What is required: Omit every picture, then give all the entries again exactly.

Dataset rows:

::::

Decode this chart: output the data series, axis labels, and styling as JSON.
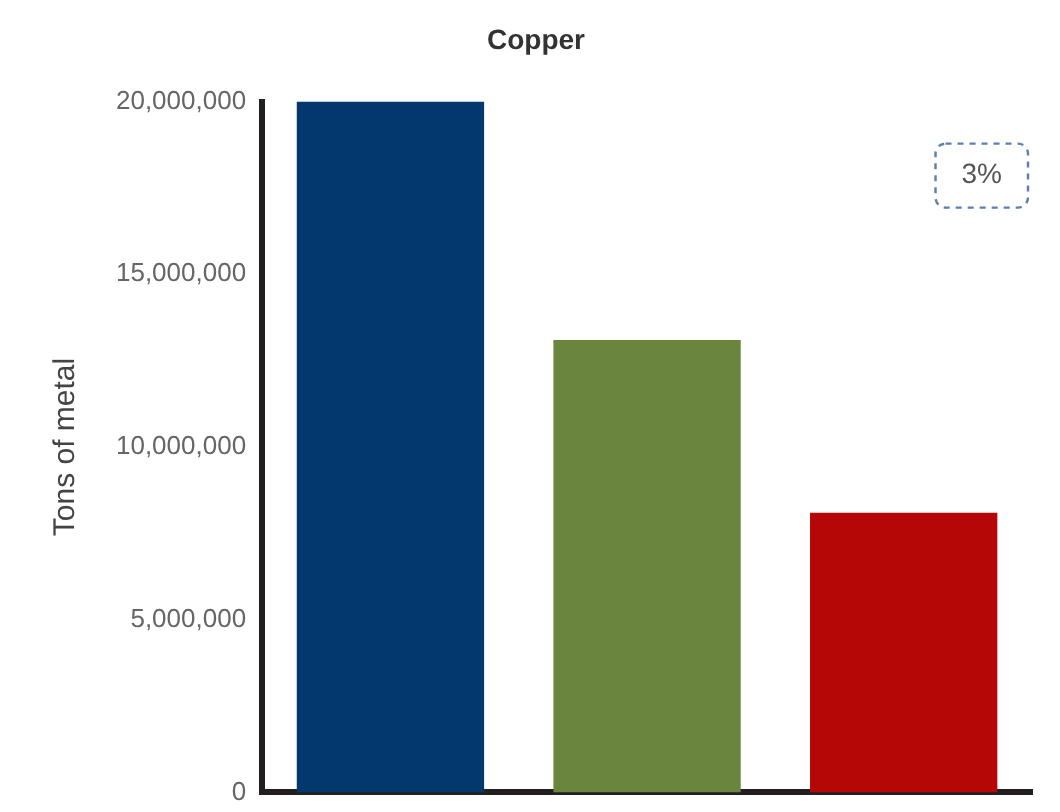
{
  "chart_data": {
    "type": "bar",
    "title": "Copper",
    "ylabel": "Tons of metal",
    "categories": [
      null,
      null,
      null
    ],
    "values": [
      20000000,
      13100000,
      8100000
    ],
    "colors": [
      "#02386e",
      "#6a853e",
      "#b50806"
    ],
    "ylim": [
      0,
      20000000
    ],
    "yticks": [
      0,
      {
        "value": 5000000,
        "label": "5,000,000"
      },
      {
        "value": 10000000,
        "label": "10,000,000"
      },
      {
        "value": 15000000,
        "label": "15,000,000"
      },
      {
        "value": 20000000,
        "label": "20,000,000"
      }
    ],
    "grid": false,
    "legend": false,
    "annotations": [
      "3%"
    ]
  }
}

::::

Response:
Decode this chart: output the data series, axis labels, and styling as JSON.
{
  "chart_data": {
    "type": "bar",
    "title": "Copper",
    "ylabel": "Tons of metal",
    "categories": [
      null,
      null,
      null
    ],
    "values": [
      20000000,
      13100000,
      8100000
    ],
    "colors": [
      "#02386e",
      "#6a853e",
      "#b50806"
    ],
    "ylim": [
      0,
      20000000
    ],
    "yticks": [
      0,
      {
        "value": 5000000,
        "label": "5,000,000"
      },
      {
        "value": 10000000,
        "label": "10,000,000"
      },
      {
        "value": 15000000,
        "label": "15,000,000"
      },
      {
        "value": 20000000,
        "label": "20,000,000"
      }
    ],
    "grid": false,
    "legend": false,
    "annotations": [
      "3%"
    ]
  }
}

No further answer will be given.